Pull out every line below that holds the word "structured".

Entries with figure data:
+===+

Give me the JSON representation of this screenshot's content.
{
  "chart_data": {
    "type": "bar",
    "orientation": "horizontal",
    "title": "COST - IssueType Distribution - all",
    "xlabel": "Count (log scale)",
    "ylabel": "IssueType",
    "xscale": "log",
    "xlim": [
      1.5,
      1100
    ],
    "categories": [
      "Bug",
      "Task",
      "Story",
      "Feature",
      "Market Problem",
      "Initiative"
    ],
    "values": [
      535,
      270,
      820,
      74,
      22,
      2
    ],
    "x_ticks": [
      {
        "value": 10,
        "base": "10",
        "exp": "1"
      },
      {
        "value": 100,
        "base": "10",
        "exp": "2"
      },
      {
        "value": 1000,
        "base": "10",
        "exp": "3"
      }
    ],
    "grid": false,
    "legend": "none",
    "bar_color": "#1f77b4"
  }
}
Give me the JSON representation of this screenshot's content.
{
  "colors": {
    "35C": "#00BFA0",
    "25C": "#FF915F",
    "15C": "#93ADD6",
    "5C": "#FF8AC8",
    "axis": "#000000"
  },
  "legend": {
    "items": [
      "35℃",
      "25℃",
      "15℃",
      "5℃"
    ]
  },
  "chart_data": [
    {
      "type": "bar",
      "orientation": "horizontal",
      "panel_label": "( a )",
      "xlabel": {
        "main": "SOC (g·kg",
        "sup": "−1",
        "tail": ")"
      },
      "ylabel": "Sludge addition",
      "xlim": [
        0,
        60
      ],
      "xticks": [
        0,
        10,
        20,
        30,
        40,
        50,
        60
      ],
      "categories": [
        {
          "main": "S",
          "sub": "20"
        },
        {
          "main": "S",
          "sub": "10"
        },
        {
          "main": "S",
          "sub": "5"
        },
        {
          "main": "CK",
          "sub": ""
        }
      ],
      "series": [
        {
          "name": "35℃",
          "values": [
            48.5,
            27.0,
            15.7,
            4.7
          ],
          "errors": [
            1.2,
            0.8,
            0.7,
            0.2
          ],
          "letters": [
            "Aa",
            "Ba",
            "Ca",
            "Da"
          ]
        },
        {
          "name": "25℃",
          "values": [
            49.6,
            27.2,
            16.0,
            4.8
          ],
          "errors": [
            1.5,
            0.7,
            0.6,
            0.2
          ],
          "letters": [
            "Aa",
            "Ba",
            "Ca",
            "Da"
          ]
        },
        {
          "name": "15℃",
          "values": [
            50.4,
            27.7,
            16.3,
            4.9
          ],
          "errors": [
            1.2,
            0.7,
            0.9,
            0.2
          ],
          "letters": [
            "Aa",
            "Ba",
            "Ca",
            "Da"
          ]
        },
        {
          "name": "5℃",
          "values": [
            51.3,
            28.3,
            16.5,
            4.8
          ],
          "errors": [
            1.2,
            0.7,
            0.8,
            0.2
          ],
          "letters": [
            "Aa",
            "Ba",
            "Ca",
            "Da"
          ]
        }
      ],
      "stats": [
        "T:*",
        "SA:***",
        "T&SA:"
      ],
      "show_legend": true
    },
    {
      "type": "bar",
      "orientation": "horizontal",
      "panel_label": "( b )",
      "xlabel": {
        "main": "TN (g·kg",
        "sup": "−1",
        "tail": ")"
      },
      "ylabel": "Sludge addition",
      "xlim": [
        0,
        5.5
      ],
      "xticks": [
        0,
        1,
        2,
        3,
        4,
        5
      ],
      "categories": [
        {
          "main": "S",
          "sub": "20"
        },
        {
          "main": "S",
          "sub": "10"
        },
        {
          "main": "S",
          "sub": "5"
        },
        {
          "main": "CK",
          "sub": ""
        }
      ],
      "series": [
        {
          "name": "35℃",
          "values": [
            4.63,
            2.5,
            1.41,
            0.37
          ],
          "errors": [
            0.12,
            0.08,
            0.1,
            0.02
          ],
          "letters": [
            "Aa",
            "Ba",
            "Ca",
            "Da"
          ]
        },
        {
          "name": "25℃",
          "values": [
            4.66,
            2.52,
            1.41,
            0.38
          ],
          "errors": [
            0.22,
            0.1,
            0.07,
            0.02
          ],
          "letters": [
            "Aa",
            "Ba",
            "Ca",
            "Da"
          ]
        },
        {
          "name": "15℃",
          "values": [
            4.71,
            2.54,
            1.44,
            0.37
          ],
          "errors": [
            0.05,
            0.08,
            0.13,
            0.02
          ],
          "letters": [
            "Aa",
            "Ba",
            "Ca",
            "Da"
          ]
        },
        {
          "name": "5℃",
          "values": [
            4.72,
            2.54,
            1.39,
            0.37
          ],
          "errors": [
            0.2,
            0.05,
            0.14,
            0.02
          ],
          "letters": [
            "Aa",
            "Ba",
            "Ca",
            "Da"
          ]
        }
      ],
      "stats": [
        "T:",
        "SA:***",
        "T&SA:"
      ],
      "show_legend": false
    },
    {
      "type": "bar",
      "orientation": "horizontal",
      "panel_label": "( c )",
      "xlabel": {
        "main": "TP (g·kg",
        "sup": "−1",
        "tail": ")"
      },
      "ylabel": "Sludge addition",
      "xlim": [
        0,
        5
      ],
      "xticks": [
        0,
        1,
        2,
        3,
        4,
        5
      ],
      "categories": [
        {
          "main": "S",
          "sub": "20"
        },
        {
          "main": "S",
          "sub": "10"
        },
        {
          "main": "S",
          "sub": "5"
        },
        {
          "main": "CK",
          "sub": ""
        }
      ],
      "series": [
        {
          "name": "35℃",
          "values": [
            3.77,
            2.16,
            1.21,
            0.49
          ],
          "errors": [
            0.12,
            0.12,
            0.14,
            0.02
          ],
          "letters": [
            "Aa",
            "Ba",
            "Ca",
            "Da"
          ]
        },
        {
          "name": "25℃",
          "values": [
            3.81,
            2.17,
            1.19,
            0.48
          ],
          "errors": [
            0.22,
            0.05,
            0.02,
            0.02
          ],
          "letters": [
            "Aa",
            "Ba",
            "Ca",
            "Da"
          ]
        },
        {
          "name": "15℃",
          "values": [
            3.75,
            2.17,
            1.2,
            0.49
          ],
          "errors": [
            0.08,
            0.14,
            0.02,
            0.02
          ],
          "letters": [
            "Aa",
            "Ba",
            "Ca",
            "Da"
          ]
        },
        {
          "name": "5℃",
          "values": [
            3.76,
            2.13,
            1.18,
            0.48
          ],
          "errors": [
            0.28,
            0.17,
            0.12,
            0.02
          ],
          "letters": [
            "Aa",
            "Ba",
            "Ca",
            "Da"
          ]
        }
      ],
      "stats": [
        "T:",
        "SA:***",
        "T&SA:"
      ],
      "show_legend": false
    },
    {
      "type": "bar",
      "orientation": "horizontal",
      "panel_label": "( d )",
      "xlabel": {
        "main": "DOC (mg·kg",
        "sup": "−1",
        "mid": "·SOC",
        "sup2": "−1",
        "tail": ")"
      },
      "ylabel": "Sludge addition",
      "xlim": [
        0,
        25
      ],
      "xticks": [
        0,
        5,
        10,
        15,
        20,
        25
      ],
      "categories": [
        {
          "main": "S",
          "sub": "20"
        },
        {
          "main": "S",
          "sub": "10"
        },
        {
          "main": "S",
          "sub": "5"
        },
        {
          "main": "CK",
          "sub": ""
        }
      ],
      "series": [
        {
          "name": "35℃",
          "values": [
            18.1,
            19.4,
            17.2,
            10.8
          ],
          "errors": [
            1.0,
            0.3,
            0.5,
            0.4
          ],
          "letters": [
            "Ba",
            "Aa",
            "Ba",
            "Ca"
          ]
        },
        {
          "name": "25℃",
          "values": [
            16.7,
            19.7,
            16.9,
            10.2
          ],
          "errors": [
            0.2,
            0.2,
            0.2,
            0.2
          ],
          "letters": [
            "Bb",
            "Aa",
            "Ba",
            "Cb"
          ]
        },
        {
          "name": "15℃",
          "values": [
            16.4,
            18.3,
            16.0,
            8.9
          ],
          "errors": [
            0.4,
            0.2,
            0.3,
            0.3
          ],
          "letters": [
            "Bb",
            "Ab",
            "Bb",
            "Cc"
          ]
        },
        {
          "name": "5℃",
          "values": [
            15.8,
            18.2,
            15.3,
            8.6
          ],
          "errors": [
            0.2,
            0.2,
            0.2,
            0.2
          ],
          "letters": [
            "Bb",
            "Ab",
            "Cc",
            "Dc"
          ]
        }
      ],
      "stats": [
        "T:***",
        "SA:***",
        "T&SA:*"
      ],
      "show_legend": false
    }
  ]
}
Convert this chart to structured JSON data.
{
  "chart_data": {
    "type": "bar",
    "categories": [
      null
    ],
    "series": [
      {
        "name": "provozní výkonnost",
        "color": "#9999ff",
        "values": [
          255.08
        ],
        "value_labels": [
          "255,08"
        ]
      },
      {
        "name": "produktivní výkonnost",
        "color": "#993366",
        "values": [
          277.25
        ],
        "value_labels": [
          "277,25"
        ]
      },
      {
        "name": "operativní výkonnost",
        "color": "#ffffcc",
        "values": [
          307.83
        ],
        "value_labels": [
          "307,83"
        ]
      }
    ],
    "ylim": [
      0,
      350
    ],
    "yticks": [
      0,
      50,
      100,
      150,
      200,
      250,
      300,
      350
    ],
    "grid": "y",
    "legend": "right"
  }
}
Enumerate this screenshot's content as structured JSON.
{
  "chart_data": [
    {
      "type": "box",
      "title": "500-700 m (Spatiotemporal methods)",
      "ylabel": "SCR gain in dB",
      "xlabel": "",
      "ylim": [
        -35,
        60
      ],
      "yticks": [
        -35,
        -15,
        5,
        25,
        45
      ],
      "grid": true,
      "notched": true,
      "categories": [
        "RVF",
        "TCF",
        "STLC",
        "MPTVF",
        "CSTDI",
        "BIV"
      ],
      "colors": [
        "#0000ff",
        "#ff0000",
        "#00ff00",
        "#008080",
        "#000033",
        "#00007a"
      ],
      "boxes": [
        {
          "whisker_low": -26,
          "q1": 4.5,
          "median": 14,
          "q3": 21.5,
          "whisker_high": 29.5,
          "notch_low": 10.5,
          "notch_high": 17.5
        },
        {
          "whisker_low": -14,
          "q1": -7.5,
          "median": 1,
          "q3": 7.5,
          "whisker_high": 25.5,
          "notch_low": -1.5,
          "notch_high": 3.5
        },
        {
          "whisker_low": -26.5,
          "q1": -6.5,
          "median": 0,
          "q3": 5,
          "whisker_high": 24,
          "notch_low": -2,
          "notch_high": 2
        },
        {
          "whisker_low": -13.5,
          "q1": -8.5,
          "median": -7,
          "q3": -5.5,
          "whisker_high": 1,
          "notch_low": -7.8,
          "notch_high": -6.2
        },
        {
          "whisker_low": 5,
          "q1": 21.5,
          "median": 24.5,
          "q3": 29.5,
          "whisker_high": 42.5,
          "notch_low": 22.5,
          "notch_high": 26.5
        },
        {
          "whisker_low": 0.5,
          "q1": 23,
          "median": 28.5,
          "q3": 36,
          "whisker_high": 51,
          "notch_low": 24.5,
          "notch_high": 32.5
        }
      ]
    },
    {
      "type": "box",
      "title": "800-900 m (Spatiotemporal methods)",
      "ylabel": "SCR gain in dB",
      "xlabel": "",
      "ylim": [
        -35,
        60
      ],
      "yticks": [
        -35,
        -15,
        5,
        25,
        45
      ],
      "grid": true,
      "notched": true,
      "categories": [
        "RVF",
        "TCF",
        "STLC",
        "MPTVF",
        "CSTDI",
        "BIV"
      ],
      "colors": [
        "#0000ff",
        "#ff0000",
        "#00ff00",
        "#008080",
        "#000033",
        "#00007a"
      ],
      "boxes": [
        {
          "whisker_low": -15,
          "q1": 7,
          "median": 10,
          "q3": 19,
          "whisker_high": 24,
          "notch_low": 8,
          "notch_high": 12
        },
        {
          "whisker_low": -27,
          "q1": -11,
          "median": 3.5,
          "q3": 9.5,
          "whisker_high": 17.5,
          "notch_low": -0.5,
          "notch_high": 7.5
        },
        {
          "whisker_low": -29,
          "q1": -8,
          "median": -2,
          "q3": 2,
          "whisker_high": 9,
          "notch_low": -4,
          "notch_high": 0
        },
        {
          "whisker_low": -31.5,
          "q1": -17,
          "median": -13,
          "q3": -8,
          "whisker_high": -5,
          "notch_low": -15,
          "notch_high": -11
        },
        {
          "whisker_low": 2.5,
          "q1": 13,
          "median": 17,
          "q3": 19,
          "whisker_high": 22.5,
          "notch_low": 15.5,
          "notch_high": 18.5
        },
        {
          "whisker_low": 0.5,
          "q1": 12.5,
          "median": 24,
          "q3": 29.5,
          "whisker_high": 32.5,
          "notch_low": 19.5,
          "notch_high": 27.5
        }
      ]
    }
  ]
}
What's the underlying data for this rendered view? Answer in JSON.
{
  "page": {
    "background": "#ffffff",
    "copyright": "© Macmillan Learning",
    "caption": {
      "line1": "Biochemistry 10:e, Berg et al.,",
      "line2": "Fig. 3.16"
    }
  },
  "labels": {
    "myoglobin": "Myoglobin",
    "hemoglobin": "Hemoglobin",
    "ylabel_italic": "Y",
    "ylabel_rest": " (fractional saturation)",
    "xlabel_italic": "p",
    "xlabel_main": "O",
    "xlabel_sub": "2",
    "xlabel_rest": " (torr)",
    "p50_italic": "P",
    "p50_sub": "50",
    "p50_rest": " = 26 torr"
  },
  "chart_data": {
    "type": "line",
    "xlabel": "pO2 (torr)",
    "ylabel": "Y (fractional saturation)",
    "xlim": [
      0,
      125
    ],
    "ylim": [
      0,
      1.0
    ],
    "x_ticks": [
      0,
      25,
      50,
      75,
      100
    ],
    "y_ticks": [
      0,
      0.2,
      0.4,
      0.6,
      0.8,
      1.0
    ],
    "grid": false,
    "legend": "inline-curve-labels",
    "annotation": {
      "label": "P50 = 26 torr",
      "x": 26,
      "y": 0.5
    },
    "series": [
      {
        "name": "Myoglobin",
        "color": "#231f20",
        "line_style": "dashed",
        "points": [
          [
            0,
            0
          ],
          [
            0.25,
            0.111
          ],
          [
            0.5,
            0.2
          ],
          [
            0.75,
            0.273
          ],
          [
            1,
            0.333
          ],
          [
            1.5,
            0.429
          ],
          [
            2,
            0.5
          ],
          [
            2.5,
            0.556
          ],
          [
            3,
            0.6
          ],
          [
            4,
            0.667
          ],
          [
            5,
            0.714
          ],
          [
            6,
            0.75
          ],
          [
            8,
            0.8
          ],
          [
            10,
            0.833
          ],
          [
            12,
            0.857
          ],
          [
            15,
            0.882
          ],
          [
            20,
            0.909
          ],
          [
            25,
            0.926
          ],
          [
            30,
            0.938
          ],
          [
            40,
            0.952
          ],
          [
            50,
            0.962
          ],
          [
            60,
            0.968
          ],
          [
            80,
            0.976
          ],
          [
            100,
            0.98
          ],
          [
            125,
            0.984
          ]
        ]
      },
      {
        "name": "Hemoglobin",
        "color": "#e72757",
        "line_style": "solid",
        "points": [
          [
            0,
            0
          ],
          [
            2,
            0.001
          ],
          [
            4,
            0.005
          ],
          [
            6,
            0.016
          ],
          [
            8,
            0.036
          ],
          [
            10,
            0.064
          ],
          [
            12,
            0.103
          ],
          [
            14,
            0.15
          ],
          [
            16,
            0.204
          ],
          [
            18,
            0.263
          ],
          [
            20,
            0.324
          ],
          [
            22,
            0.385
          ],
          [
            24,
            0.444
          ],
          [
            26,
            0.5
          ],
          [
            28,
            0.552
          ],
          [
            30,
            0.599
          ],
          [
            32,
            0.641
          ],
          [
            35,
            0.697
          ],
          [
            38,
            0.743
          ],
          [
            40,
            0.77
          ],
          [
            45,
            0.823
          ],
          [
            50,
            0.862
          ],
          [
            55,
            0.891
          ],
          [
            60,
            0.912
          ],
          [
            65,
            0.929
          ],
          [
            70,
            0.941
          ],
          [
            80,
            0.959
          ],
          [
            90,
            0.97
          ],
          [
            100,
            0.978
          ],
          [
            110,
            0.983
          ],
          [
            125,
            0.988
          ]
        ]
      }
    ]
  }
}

+===+

_Exercise output_:
Convert this chart to structured JSON data.
Enumerate this screenshot's content as structured JSON.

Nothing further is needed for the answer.